▶ _SHORT PROBLEM_
Present every line in which the string "испытаны" appears.

▶ _DATA SUPPLIED_
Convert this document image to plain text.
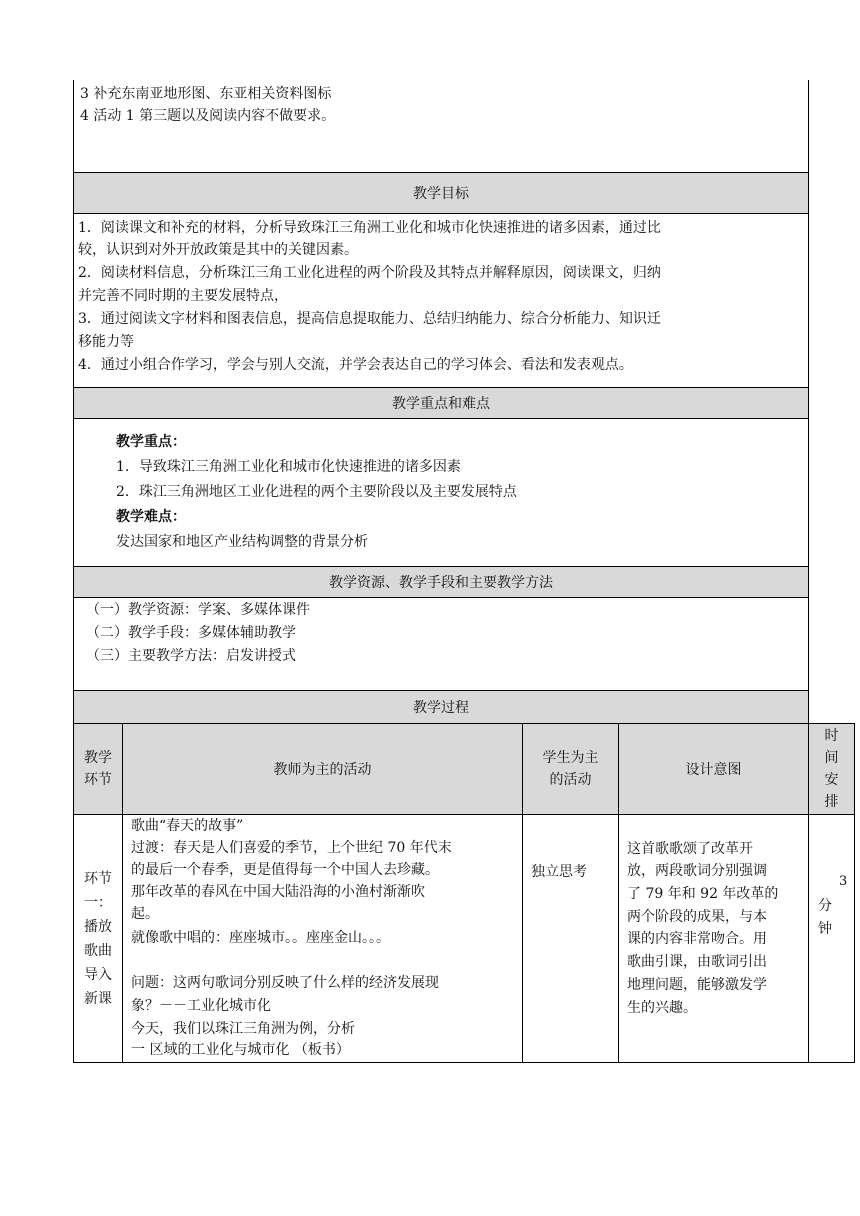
3 补充东南亚地形图、东亚相关资料图标
4 活动 1 第三题以及阅读内容不做要求。
教学目标
1．阅读课文和补充的材料，分析导致珠江三角洲工业化和城市化快速推进的诸多因素，通过比
较，认识到对外开放政策是其中的关键因素。
2．阅读材料信息，分析珠江三角工业化进程的两个阶段及其特点并解释原因，阅读课文，归纳
并完善不同时期的主要发展特点，
3．通过阅读文字材料和图表信息，提高信息提取能力、总结归纳能力、综合分析能力、知识迁
移能力等
4．通过小组合作学习，学会与别人交流，并学会表达自己的学习体会、看法和发表观点。
教学重点和难点
教学重点：
1．导致珠江三角洲工业化和城市化快速推进的诸多因素
2．珠江三角洲地区工业化进程的两个主要阶段以及主要发展特点
教学难点：
发达国家和地区产业结构调整的背景分析
教学资源、教学手段和主要教学方法
（一）教学资源：学案、多媒体课件
（二）教学手段：多媒体辅助教学
（三）主要教学方法：启发讲授式
教学过程
教学
环节
教师为主的活动
学生为主
的活动
设计意图
时
间
安
排
环节
一：
播放
歌曲
导入
新课
歌曲“春天的故事”
过渡：春天是人们喜爱的季节，上个世纪 70 年代末
的最后一个春季，更是值得每一个中国人去珍藏。
那年改革的春风在中国大陆沿海的小渔村渐渐吹
起。
就像歌中唱的：座座城市。。座座金山。。。
问题：这两句歌词分别反映了什么样的经济发展现
象？－－工业化城市化
今天，我们以珠江三角洲为例，分析
一 区域的工业化与城市化 （板书）
独立思考
这首歌歌颂了改革开
放，两段歌词分别强调
了 79 年和 92 年改革的
两个阶段的成果，与本
课的内容非常吻合。用
歌曲引课，由歌词引出
地理问题，能够激发学
生的兴趣。
3
分
钟
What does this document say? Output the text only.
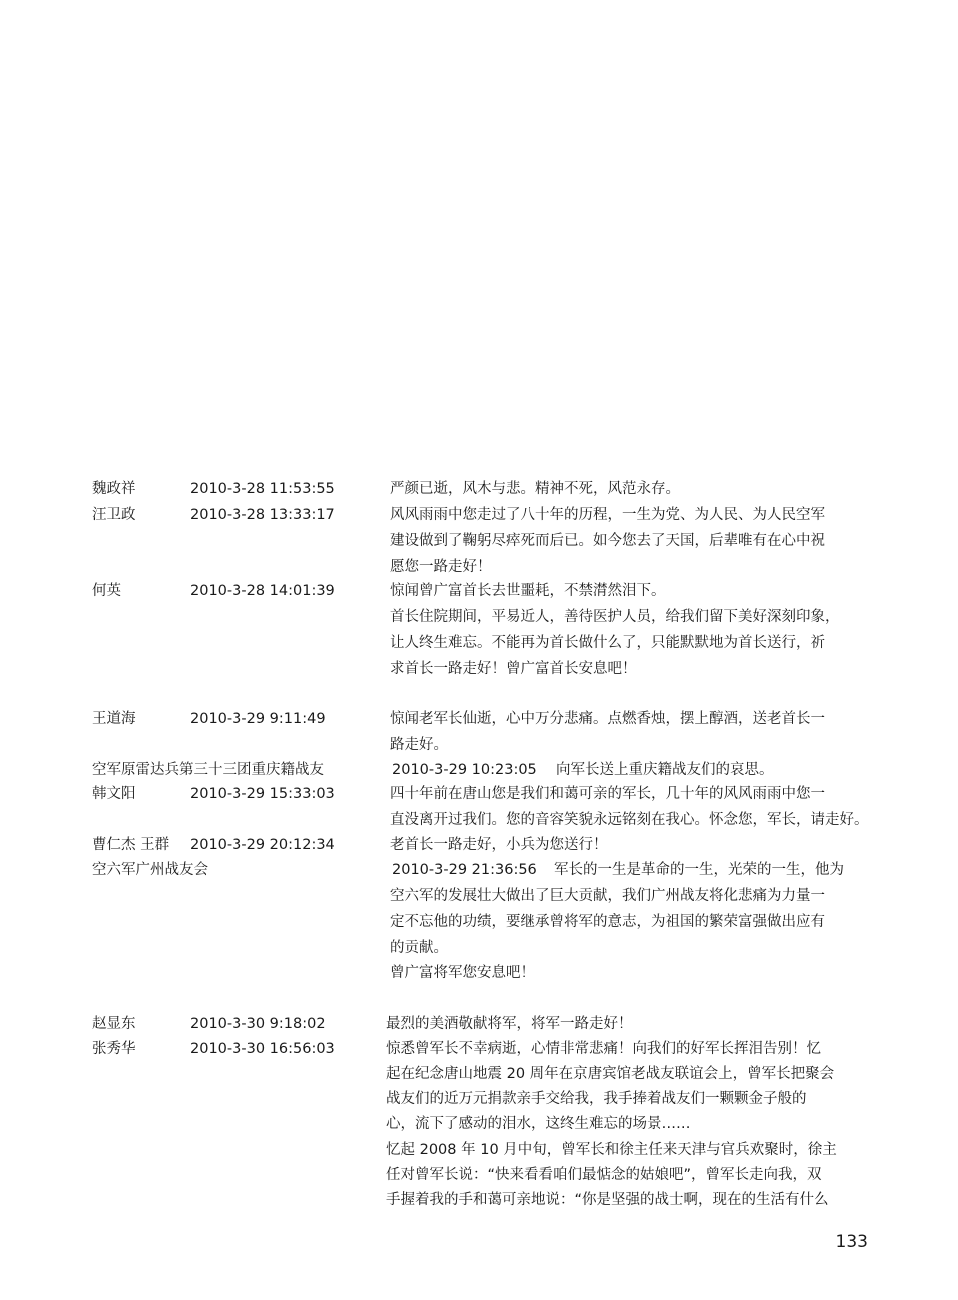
魏政祥	2010-3-28 11:53:55	严颜已逝，风木与悲。精神不死，风范永存。
汪卫政	2010-3-28 13:33:17	风风雨雨中您走过了八十年的历程，一生为党、为人民、为人民空军
建设做到了鞠躬尽瘁死而后已。如今您去了天国，后辈唯有在心中祝
愿您一路走好！
何英	2010-3-28 14:01:39	惊闻曾广富首长去世噩耗，不禁潸然泪下。
首长住院期间，平易近人，善待医护人员，给我们留下美好深刻印象，
让人终生难忘。不能再为首长做什么了，只能默默地为首长送行，祈
求首长一路走好！曾广富首长安息吧！
王道海	2010-3-29 9:11:49	惊闻老军长仙逝，心中万分悲痛。点燃香烛，摆上醇酒，送老首长一
路走好。
空军原雷达兵第三十三团重庆籍战友	2010-3-29 10:23:05 向军长送上重庆籍战友们的哀思。
韩文阳	2010-3-29 15:33:03	四十年前在唐山您是我们和蔼可亲的军长，几十年的风风雨雨中您一
直没离开过我们。您的音容笑貌永远铭刻在我心。怀念您，军长，请走好。
曹仁杰 王群 2010-3-29 20:12:34	老首长一路走好，小兵为您送行！
空六军广州战友会	2010-3-29 21:36:56 军长的一生是革命的一生，光荣的一生，他为
空六军的发展壮大做出了巨大贡献，我们广州战友将化悲痛为力量一
定不忘他的功绩，要继承曾将军的意志，为祖国的繁荣富强做出应有
的贡献。
曾广富将军您安息吧！
赵显东	2010-3-30 9:18:02	最烈的美酒敬献将军，将军一路走好！
张秀华	2010-3-30 16:56:03	惊悉曾军长不幸病逝，心情非常悲痛！向我们的好军长挥泪告别！忆
起在纪念唐山地震 20 周年在京唐宾馆老战友联谊会上，曾军长把聚会
战友们的近万元捐款亲手交给我，我手捧着战友们一颗颗金子般的
心，流下了感动的泪水，这终生难忘的场景……
忆起 2008 年 10 月中旬，曾军长和徐主任来天津与官兵欢聚时，徐主
任对曾军长说：“快来看看咱们最惦念的姑娘吧”，曾军长走向我，双
手握着我的手和蔼可亲地说：“你是坚强的战士啊，现在的生活有什么
133
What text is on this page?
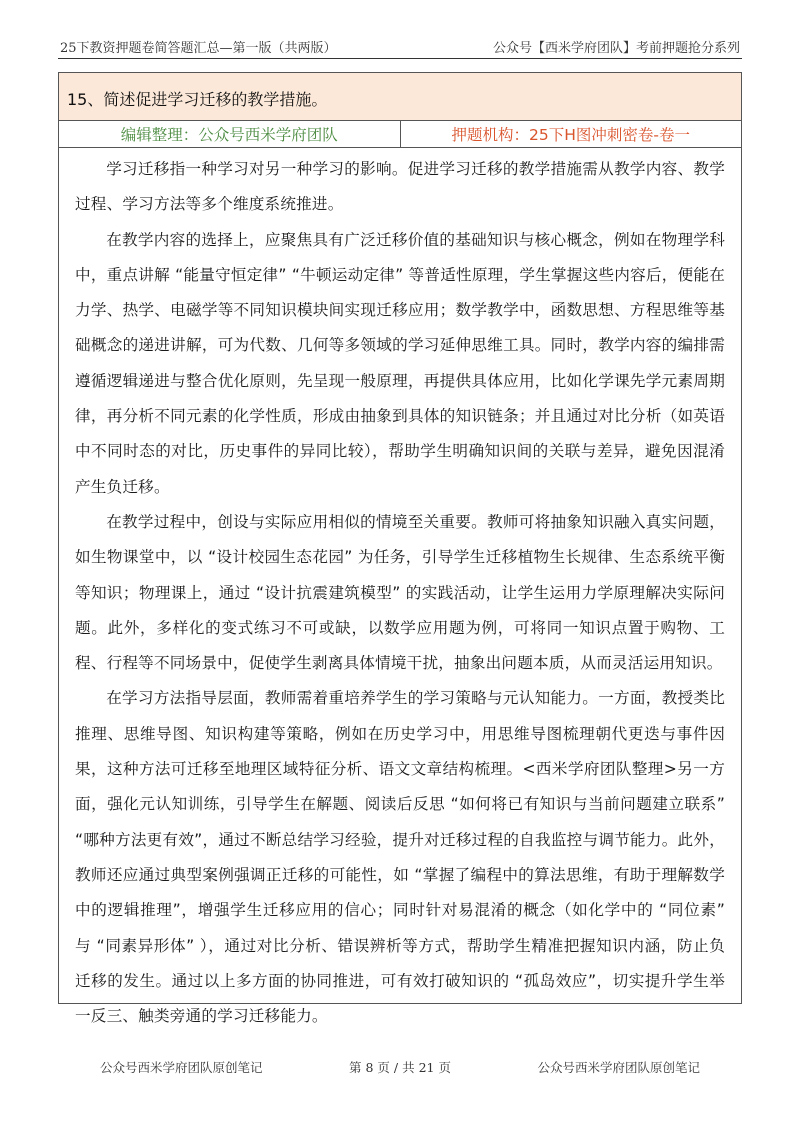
25下教资押题卷简答题汇总—第一版（共两版）	公众号【西米学府团队】考前押题抢分系列
15、简述促进学习迁移的教学措施。
编辑整理：公众号西米学府团队	押题机构：25下H图冲刺密卷-卷一

学习迁移指一种学习对另一种学习的影响。促进学习迁移的教学措施需从教学内容、教学过程、学习方法等多个维度系统推进。

在教学内容的选择上，应聚焦具有广泛迁移价值的基础知识与核心概念，例如在物理学科中，重点讲解 “能量守恒定律” “牛顿运动定律” 等普适性原理，学生掌握这些内容后，便能在力学、热学、电磁学等不同知识模块间实现迁移应用；数学教学中，函数思想、方程思维等基础概念的递进讲解，可为代数、几何等多领域的学习延伸思维工具。同时，教学内容的编排需遵循逻辑递进与整合优化原则，先呈现一般原理，再提供具体应用，比如化学课先学元素周期律，再分析不同元素的化学性质，形成由抽象到具体的知识链条；并且通过对比分析（如英语中不同时态的对比，历史事件的异同比较），帮助学生明确知识间的关联与差异，避免因混淆产生负迁移。

在教学过程中，创设与实际应用相似的情境至关重要。教师可将抽象知识融入真实问题，如生物课堂中，以 “设计校园生态花园” 为任务，引导学生迁移植物生长规律、生态系统平衡等知识；物理课上，通过 “设计抗震建筑模型” 的实践活动，让学生运用力学原理解决实际问题。此外，多样化的变式练习不可或缺，以数学应用题为例，可将同一知识点置于购物、工程、行程等不同场景中，促使学生剥离具体情境干扰，抽象出问题本质，从而灵活运用知识。

在学习方法指导层面，教师需着重培养学生的学习策略与元认知能力。一方面，教授类比推理、思维导图、知识构建等策略，例如在历史学习中，用思维导图梳理朝代更迭与事件因果，这种方法可迁移至地理区域特征分析、语文文章结构梳理。<西米学府团队整理>另一方面，强化元认知训练，引导学生在解题、阅读后反思 “如何将已有知识与当前问题建立联系” “哪种方法更有效”，通过不断总结学习经验，提升对迁移过程的自我监控与调节能力。此外，教师还应通过典型案例强调正迁移的可能性，如 “掌握了编程中的算法思维，有助于理解数学中的逻辑推理”，增强学生迁移应用的信心；同时针对易混淆的概念（如化学中的 “同位素” 与 “同素异形体” ），通过对比分析、错误辨析等方式，帮助学生精准把握知识内涵，防止负迁移的发生。通过以上多方面的协同推进，可有效打破知识的 “孤岛效应”，切实提升学生举一反三、触类旁通的学习迁移能力。

公众号西米学府团队原创笔记	第 8 页 / 共 21 页	公众号西米学府团队原创笔记
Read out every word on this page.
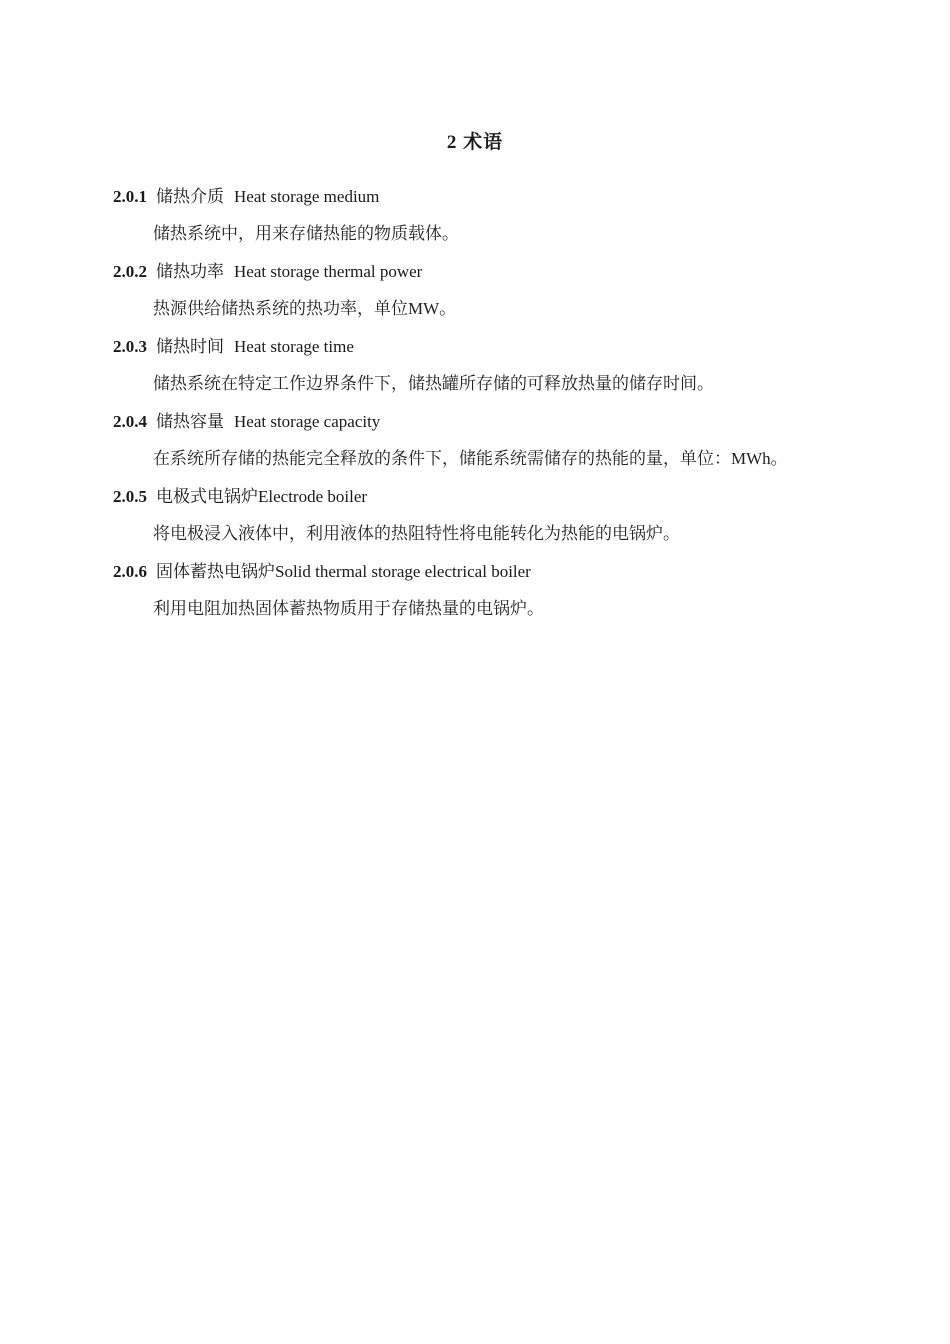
2 术语
2.0.1 储热介质 Heat storage medium
储热系统中，用来存储热能的物质载体。
2.0.2 储热功率 Heat storage thermal power
热源供给储热系统的热功率，单位MW。
2.0.3 储热时间 Heat storage time
储热系统在特定工作边界条件下，储热罐所存储的可释放热量的储存时间。
2.0.4 储热容量 Heat storage capacity
在系统所存储的热能完全释放的条件下，储能系统需储存的热能的量，单位：MWh。
2.0.5 电极式电锅炉Electrode boiler
将电极浸入液体中，利用液体的热阻特性将电能转化为热能的电锅炉。
2.0.6 固体蓄热电锅炉Solid thermal storage electrical boiler
利用电阻加热固体蓄热物质用于存储热量的电锅炉。
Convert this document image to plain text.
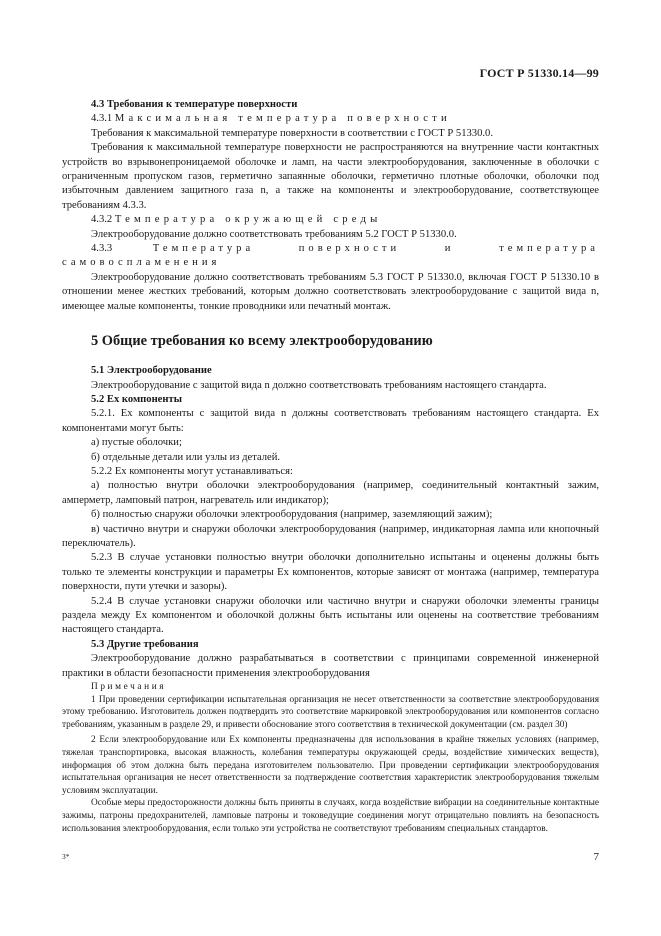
ГОСТ Р 51330.14—99

4.3 Требования к температуре поверхности

4.3.1 Максимальная температура поверхности

Требования к максимальной температуре поверхности в соответствии с ГОСТ Р 51330.0.

Требования к максимальной температуре поверхности не распространяются на внутренние части контактных устройств во взрывонепроницаемой оболочке и ламп, на части электрооборудования, заключенные в оболочки с ограниченным пропуском газов, герметично запаянные оболочки, герметично плотные оболочки, оболочки под избыточным давлением защитного газа n, а также на компоненты и электрооборудование, соответствующее требованиям 4.3.3.

4.3.2 Температура окружающей среды

Электрооборудование должно соответствовать требованиям 5.2 ГОСТ Р 51330.0.

4.3.3	Температура поверхности и температура самовоспламенения

Электрооборудование должно соответствовать требованиям 5.3 ГОСТ Р 51330.0, включая ГОСТ Р 51330.10 в отношении менее жестких требований, которым должно соответствовать электрооборудование с защитой вида n, имеющее малые компоненты, тонкие проводники или печатный монтаж.

5 Общие требования ко всему электрооборудованию

5.1 Электрооборудование

Электрооборудование с защитой вида n должно соответствовать требованиям настоящего стандарта.

5.2 Ex компоненты

5.2.1. Ex компоненты с защитой вида n должны соответствовать требованиям настоящего стандарта. Ex компонентами могут быть:

а) пустые оболочки;

б) отдельные детали или узлы из деталей.

5.2.2 Ex компоненты могут устанавливаться:

а) полностью внутри оболочки электрооборудования (например, соединительный контактный зажим, амперметр, ламповый патрон, нагреватель или индикатор);

б) полностью снаружи оболочки электрооборудования (например, заземляющий зажим);

в) частично внутри и снаружи оболочки электрооборудования (например, индикаторная лампа или кнопочный переключатель).

5.2.3 В случае установки полностью внутри оболочки дополнительно испытаны и оценены должны быть только те элементы конструкции и параметры Ex компонентов, которые зависят от монтажа (например, температура поверхности, пути утечки и зазоры).

5.2.4 В случае установки снаружи оболочки или частично внутри и снаружи оболочки элементы границы раздела между Ex компонентом и оболочкой должны быть испытаны или оценены на соответствие требованиям настоящего стандарта.

5.3 Другие требования

Электрооборудование должно разрабатываться в соответствии с принципами современной инженерной практики в области безопасности применения электрооборудования

Примечания

1 При проведении сертификации испытательная организация не несет ответственности за соответствие электрооборудования этому требованию. Изготовитель должен подтвердить это соответствие маркировкой электрооборудования или компонентов согласно требованиям, указанным в разделе 29, и привести обоснование этого соответствия в технической документации (см. раздел 30)

2 Если электрооборудование или Ex компоненты предназначены для использования в крайне тяжелых условиях (например, тяжелая транспортировка, высокая влажность, колебания температуры окружающей среды, воздействие химических веществ), информация об этом должна быть передана изготовителем пользователю. При проведении сертификации электрооборудования испытательная организация не несет ответственности за подтверждение соответствия характеристик электрооборудования тяжелым условиям эксплуатации.

Особые меры предосторожности должны быть приняты в случаях, когда воздействие вибрации на соединительные контактные зажимы, патроны предохранителей, ламповые патроны и токоведущие соединения могут отрицательно повлиять на безопасность использования электрооборудования, если только эти устройства не соответствуют требованиям специальных стандартов.

3*	7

▶ _FULL OUTPUT_
5.2.3 В случае установки полностью внутри оболочки дополнительно испытаны и оценены должны быть только те элементы конструкции и параметры Ex компонентов, которые зависят от монтажа (например, температура поверхности, пути утечки и зазоры).
5.2.4 В случае установки снаружи оболочки или частично внутри и снаружи оболочки элементы границы раздела между Ex компонентом и оболочкой должны быть испытаны или оценены на соответствие требованиям настоящего стандарта.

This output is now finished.